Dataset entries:

════════════════

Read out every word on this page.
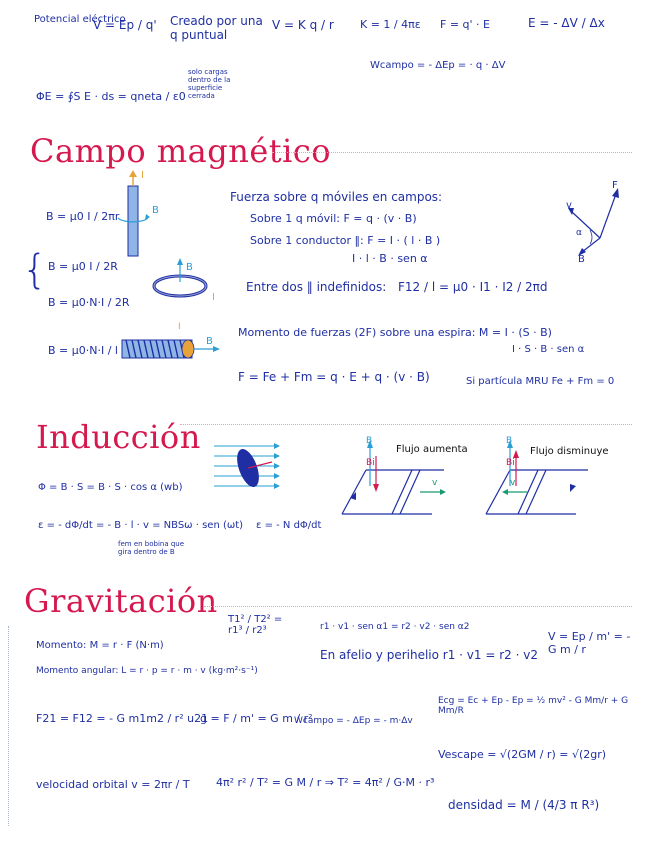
Potencial eléctrico
V = Ep / q' Creado por una q puntual
V = K q / r K = 1 / 4πε F = q' · E	E = - ΔV / Δx
Wcampo = - ΔEp = · q · ΔV
ΦE = ∮S E · ds = qneta / ε0
solo cargas dentro de la superficie cerrada
Campo magnético
I
B
B
I
B
I
B = μ0 I / 2πr
{ B = μ0 I / 2R
B = μ0·N·I / 2R
B = μ0·N·I / l
Fuerza sobre q móviles en campos:
Sobre 1 q móvil: F = q · (v · B)
Sobre 1 conductor ‖: F = I · ( l · B )
I · l · B · sen α
Entre dos ‖ indefinidos: F12 / l = μ0 · I1 · I2 / 2πd
Momento de fuerzas (2F) sobre una espira: M = I · (S · B)
I · S · B · sen α
F = Fe + Fm = q · E + q · (v · B)	Si partícula MRU Fe + Fm = 0
F
v
B
α
Inducción
Φ = B · S = B · S · cos α (wb)
ε = - dΦ/dt = - B · l · v = NBSω · sen (ωt) ε = - N dΦ/dt
fem en bobina que gira dentro de B
Flujo aumenta
B
Bi
v
Flujo disminuye
B
Bi
v
Gravitación
Momento: M = r · F (N·m)
Momento angular: L = r · p = r · m · v (kg·m²·s⁻¹)
T1² / T2² = r1³ / r2³	r1 · v1 · sen α1 = r2 · v2 · sen α2
En afelio y perihelio r1 · v1 = r2 · v2
V = Ep / m' = - G m / r
F21 = F12 = - G m1m2 / r² u21
g = F / m' = G m / r²
Wcampo = - ΔEp = - m·Δv
Ecg = Ec + Ep - Ep = ½ mv² - G Mm/r + G Mm/R
Vescape = √(2GM / r) = √(2gr)
velocidad orbital v = 2πr / T 4π² r² / T² = G M / r ⇒ T² = 4π² / G·M · r³
densidad = M / (4/3 π R³)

════════════════

Given exercise =>
Every record above should be written out again exactly; the pictures stay out of the copy.

Final result =>
Read out every word on this page.
Potencial eléctrico
V = Ep / q' Creado por una q puntual
V = K q / r K = 1 / 4πε F = q' · E	E = - ΔV / Δx
Wcampo = - ΔEp = · q · ΔV
ΦE = ∮S E · ds = qneta / ε0
solo cargas dentro de la superficie cerrada
Campo magnético
I
B
B
I
B
I
B = μ0 I / 2πr
{ B = μ0 I / 2R
B = μ0·N·I / 2R
B = μ0·N·I / l
Fuerza sobre q móviles en campos:
Sobre 1 q móvil: F = q · (v · B)
Sobre 1 conductor ‖: F = I · ( l · B )
I · l · B · sen α
Entre dos ‖ indefinidos: F12 / l = μ0 · I1 · I2 / 2πd
Momento de fuerzas (2F) sobre una espira: M = I · (S · B)
I · S · B · sen α
F = Fe + Fm = q · E + q · (v · B)	Si partícula MRU Fe + Fm = 0
F
v
B
α
Inducción
Φ = B · S = B · S · cos α (wb)
ε = - dΦ/dt = - B · l · v = NBSω · sen (ωt) ε = - N dΦ/dt
fem en bobina que gira dentro de B
Flujo aumenta
B
Bi
v
Flujo disminuye
B
Bi
v
Gravitación
Momento: M = r · F (N·m)
Momento angular: L = r · p = r · m · v (kg·m²·s⁻¹)
T1² / T2² = r1³ / r2³	r1 · v1 · sen α1 = r2 · v2 · sen α2
En afelio y perihelio r1 · v1 = r2 · v2
V = Ep / m' = - G m / r
F21 = F12 = - G m1m2 / r² u21
g = F / m' = G m / r²
Wcampo = - ΔEp = - m·Δv
Ecg = Ec + Ep - Ep = ½ mv² - G Mm/r + G Mm/R
Vescape = √(2GM / r) = √(2gr)
velocidad orbital v = 2πr / T 4π² r² / T² = G M / r ⇒ T² = 4π² / G·M · r³
densidad = M / (4/3 π R³)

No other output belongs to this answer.